Your instructions
Write out every line below, reproducing each one character for character.

::: Exercise input

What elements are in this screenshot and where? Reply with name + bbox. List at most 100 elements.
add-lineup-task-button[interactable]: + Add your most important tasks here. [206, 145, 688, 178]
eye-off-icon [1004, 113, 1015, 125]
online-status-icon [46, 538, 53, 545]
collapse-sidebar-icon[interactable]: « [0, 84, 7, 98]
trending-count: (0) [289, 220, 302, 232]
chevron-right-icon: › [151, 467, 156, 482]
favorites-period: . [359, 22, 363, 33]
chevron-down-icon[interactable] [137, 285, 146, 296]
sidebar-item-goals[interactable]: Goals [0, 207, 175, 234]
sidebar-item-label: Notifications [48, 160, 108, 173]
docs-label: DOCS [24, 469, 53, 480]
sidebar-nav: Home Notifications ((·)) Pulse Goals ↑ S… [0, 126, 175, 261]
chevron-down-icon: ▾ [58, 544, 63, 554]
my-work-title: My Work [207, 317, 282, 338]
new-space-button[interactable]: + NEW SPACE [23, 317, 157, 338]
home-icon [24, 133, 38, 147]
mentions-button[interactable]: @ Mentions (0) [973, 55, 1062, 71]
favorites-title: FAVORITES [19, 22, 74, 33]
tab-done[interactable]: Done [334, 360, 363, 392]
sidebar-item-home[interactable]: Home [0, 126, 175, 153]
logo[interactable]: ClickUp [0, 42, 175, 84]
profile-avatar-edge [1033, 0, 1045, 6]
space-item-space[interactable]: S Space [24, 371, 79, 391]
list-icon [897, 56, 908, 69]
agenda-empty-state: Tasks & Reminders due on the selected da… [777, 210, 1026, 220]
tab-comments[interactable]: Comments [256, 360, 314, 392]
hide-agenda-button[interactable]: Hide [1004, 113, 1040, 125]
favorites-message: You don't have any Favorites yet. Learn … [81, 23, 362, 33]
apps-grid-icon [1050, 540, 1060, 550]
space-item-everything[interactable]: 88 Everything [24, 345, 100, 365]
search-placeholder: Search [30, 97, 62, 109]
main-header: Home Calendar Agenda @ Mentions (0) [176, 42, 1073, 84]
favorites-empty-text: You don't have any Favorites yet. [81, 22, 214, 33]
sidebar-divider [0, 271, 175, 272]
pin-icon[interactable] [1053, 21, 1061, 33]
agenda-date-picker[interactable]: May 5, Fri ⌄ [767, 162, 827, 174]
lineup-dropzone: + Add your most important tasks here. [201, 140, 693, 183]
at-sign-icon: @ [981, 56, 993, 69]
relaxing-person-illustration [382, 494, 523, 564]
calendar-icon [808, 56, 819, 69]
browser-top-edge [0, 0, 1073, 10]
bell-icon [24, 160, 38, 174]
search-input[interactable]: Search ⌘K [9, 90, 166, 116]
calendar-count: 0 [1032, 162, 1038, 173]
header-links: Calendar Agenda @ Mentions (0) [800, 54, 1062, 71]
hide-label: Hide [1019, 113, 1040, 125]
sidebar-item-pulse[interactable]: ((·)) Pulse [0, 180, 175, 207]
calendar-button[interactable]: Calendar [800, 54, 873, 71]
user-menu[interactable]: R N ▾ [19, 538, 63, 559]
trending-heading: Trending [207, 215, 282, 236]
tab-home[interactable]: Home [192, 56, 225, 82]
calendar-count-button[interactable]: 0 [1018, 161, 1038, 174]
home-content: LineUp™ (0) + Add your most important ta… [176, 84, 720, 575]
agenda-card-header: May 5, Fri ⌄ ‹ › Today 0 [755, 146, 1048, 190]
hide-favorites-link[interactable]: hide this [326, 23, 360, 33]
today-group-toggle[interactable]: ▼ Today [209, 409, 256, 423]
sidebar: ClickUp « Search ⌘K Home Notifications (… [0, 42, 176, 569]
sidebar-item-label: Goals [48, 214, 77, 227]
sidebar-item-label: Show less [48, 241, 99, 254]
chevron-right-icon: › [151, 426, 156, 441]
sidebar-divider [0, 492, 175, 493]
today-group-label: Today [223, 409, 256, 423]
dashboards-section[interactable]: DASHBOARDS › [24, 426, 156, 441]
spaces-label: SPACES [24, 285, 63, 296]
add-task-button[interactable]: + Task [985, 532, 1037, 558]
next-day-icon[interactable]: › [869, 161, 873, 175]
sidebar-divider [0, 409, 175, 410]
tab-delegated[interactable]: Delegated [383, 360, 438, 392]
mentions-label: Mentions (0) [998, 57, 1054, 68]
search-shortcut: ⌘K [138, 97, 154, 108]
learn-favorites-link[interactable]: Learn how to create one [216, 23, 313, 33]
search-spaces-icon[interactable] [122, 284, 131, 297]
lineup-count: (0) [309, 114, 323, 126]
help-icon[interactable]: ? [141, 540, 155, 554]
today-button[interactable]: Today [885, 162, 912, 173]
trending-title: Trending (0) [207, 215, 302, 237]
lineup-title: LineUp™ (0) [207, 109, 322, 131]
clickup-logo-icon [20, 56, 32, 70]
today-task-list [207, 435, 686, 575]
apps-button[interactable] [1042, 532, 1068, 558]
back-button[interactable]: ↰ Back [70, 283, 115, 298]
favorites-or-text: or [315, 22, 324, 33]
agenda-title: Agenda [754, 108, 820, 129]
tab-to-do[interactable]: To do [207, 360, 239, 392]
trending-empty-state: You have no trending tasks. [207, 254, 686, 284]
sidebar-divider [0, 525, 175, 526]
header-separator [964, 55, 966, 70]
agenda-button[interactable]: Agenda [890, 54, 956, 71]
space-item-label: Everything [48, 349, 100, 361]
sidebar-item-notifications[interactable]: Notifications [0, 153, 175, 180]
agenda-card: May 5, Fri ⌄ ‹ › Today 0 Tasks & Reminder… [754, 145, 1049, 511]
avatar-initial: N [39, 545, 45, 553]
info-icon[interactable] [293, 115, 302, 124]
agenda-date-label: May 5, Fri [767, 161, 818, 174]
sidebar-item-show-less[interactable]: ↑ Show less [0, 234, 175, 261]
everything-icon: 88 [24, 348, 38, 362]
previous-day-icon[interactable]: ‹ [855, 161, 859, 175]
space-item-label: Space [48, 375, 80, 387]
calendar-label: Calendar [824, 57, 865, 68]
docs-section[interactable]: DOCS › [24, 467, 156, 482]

::::::

Answer for the task
What elements are in this screenshot and where? Reply with name + bbox. List at most 100 elements.
add-lineup-task-button[interactable]: + Add your most important tasks here. [206, 145, 688, 178]
eye-off-icon [1004, 113, 1015, 125]
online-status-icon [46, 538, 53, 545]
collapse-sidebar-icon[interactable]: « [0, 84, 7, 98]
trending-count: (0) [289, 220, 302, 232]
chevron-right-icon: › [151, 467, 156, 482]
favorites-period: . [359, 22, 363, 33]
chevron-down-icon[interactable] [137, 285, 146, 296]
sidebar-item-goals[interactable]: Goals [0, 207, 175, 234]
sidebar-item-label: Notifications [48, 160, 108, 173]
docs-label: DOCS [24, 469, 53, 480]
sidebar-nav: Home Notifications ((·)) Pulse Goals ↑ S… [0, 126, 175, 261]
chevron-down-icon: ▾ [58, 544, 63, 554]
my-work-title: My Work [207, 317, 282, 338]
new-space-button[interactable]: + NEW SPACE [23, 317, 157, 338]
home-icon [24, 133, 38, 147]
mentions-button[interactable]: @ Mentions (0) [973, 55, 1062, 71]
favorites-title: FAVORITES [19, 22, 74, 33]
tab-done[interactable]: Done [334, 360, 363, 392]
sidebar-item-home[interactable]: Home [0, 126, 175, 153]
logo[interactable]: ClickUp [0, 42, 175, 84]
profile-avatar-edge [1033, 0, 1045, 6]
space-item-space[interactable]: S Space [24, 371, 79, 391]
list-icon [897, 56, 908, 69]
agenda-empty-state: Tasks & Reminders due on the selected da… [777, 210, 1026, 220]
tab-comments[interactable]: Comments [256, 360, 314, 392]
hide-agenda-button[interactable]: Hide [1004, 113, 1040, 125]
favorites-message: You don't have any Favorites yet. Learn … [81, 23, 362, 33]
apps-grid-icon [1050, 540, 1060, 550]
space-item-everything[interactable]: 88 Everything [24, 345, 100, 365]
search-placeholder: Search [30, 97, 62, 109]
main-header: Home Calendar Agenda @ Mentions (0) [176, 42, 1073, 84]
favorites-empty-text: You don't have any Favorites yet. [81, 22, 214, 33]
sidebar-divider [0, 271, 175, 272]
pin-icon[interactable] [1053, 21, 1061, 33]
agenda-date-picker[interactable]: May 5, Fri ⌄ [767, 162, 827, 174]
lineup-dropzone: + Add your most important tasks here. [201, 140, 693, 183]
at-sign-icon: @ [981, 56, 993, 69]
relaxing-person-illustration [382, 494, 523, 564]
calendar-icon [808, 56, 819, 69]
browser-top-edge [0, 0, 1073, 10]
bell-icon [24, 160, 38, 174]
search-input[interactable]: Search ⌘K [9, 90, 166, 116]
calendar-count: 0 [1032, 162, 1038, 173]
header-links: Calendar Agenda @ Mentions (0) [800, 54, 1062, 71]
hide-label: Hide [1019, 113, 1040, 125]
sidebar-item-pulse[interactable]: ((·)) Pulse [0, 180, 175, 207]
calendar-button[interactable]: Calendar [800, 54, 873, 71]
user-menu[interactable]: R N ▾ [19, 538, 63, 559]
trending-heading: Trending [207, 215, 282, 236]
tab-home[interactable]: Home [192, 56, 225, 82]
calendar-count-button[interactable]: 0 [1018, 161, 1038, 174]
home-content: LineUp™ (0) + Add your most important ta… [176, 84, 720, 575]
agenda-card-header: May 5, Fri ⌄ ‹ › Today 0 [755, 146, 1048, 190]
hide-favorites-link[interactable]: hide this [326, 23, 360, 33]
today-group-toggle[interactable]: ▼ Today [209, 409, 256, 423]
sidebar: ClickUp « Search ⌘K Home Notifications (… [0, 42, 176, 569]
sidebar-item-label: Goals [48, 214, 77, 227]
sidebar-item-label: Show less [48, 241, 99, 254]
chevron-right-icon: › [151, 426, 156, 441]
sidebar-divider [0, 492, 175, 493]
today-group-label: Today [223, 409, 256, 423]
dashboards-section[interactable]: DASHBOARDS › [24, 426, 156, 441]
spaces-label: SPACES [24, 285, 63, 296]
add-task-button[interactable]: + Task [985, 532, 1037, 558]
next-day-icon[interactable]: › [869, 161, 873, 175]
sidebar-divider [0, 409, 175, 410]
tab-delegated[interactable]: Delegated [383, 360, 438, 392]
mentions-label: Mentions (0) [998, 57, 1054, 68]
search-shortcut: ⌘K [138, 97, 154, 108]
learn-favorites-link[interactable]: Learn how to create one [216, 23, 313, 33]
search-spaces-icon[interactable] [122, 284, 131, 297]
lineup-count: (0) [309, 114, 323, 126]
help-icon[interactable]: ? [141, 540, 155, 554]
today-button[interactable]: Today [885, 162, 912, 173]
trending-title: Trending (0) [207, 215, 302, 237]
lineup-title: LineUp™ (0) [207, 109, 322, 131]
clickup-logo-icon [20, 56, 32, 70]
today-task-list [207, 435, 686, 575]
apps-button[interactable] [1042, 532, 1068, 558]
back-button[interactable]: ↰ Back [70, 283, 115, 298]
favorites-or-text: or [315, 22, 324, 33]
agenda-title: Agenda [754, 108, 820, 129]
tab-to-do[interactable]: To do [207, 360, 239, 392]
trending-empty-state: You have no trending tasks. [207, 254, 686, 284]
sidebar-divider [0, 525, 175, 526]
header-separator [964, 55, 966, 70]
agenda-button[interactable]: Agenda [890, 54, 956, 71]
space-item-label: Everything [48, 349, 100, 361]
sidebar-item-notifications[interactable]: Notifications [0, 153, 175, 180]
agenda-card: May 5, Fri ⌄ ‹ › Today 0 Tasks & Reminder… [754, 145, 1049, 511]
avatar-initial: N [39, 545, 45, 553]
info-icon[interactable] [293, 115, 302, 124]
agenda-date-label: May 5, Fri [767, 161, 818, 174]
sidebar-item-show-less[interactable]: ↑ Show less [0, 234, 175, 261]
everything-icon: 88 [24, 348, 38, 362]
previous-day-icon[interactable]: ‹ [855, 161, 859, 175]
space-item-label: Space [48, 375, 80, 387]
calendar-label: Calendar [824, 57, 865, 68]
docs-section[interactable]: DOCS › [24, 467, 156, 482]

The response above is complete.